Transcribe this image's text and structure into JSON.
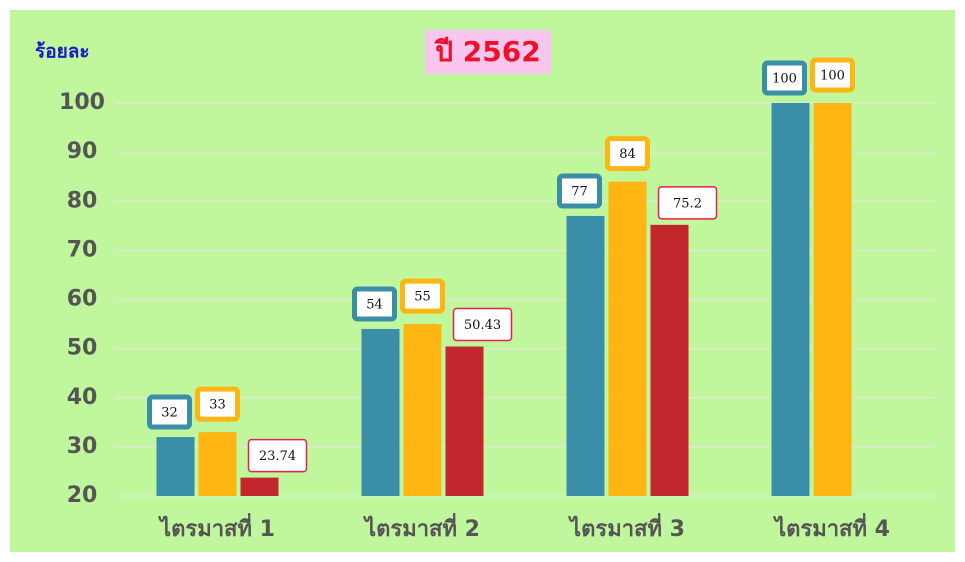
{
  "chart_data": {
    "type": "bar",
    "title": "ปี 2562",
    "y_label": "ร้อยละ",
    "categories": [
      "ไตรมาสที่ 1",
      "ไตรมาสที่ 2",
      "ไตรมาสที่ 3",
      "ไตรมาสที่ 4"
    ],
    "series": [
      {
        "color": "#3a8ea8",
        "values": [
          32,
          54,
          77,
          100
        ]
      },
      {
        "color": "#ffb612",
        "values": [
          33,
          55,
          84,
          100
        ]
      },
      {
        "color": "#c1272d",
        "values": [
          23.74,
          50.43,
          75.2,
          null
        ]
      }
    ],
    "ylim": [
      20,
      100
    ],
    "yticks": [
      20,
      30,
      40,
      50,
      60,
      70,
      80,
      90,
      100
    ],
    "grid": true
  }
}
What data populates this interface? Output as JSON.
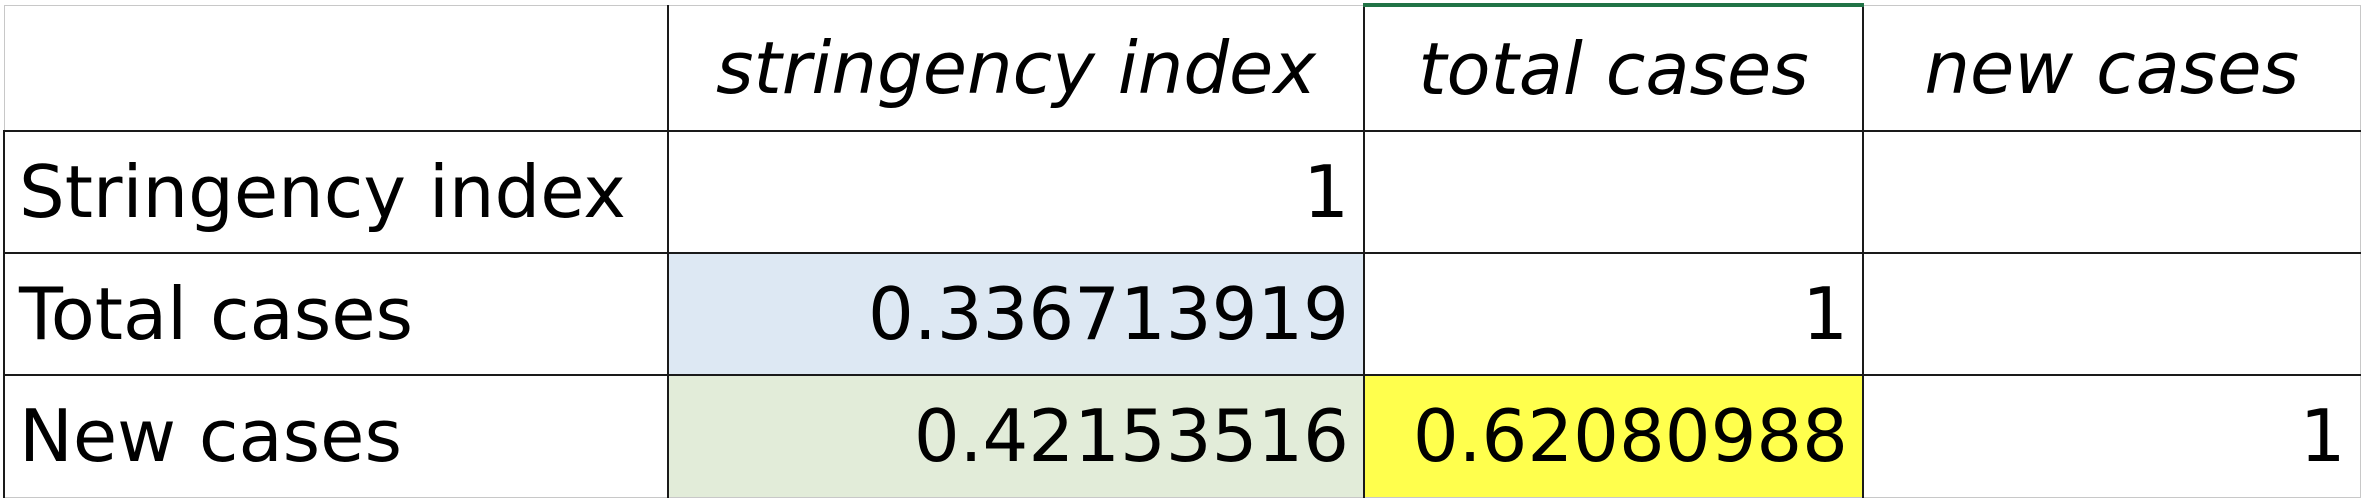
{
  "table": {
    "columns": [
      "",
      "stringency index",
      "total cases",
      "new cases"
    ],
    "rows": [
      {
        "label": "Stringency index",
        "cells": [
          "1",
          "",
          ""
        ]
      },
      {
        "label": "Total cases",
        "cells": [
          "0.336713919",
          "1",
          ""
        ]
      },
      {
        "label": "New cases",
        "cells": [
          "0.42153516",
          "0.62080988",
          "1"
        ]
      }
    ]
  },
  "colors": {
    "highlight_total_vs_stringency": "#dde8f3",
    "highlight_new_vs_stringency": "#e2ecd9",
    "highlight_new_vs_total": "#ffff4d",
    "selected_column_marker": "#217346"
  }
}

::::::::::

What is expected ▸ Find the string "this" in the entries above and return each line that holds it.

Response ▸
Transcribe this image's text and structure into JSON.
What data populates this interface? Output as JSON.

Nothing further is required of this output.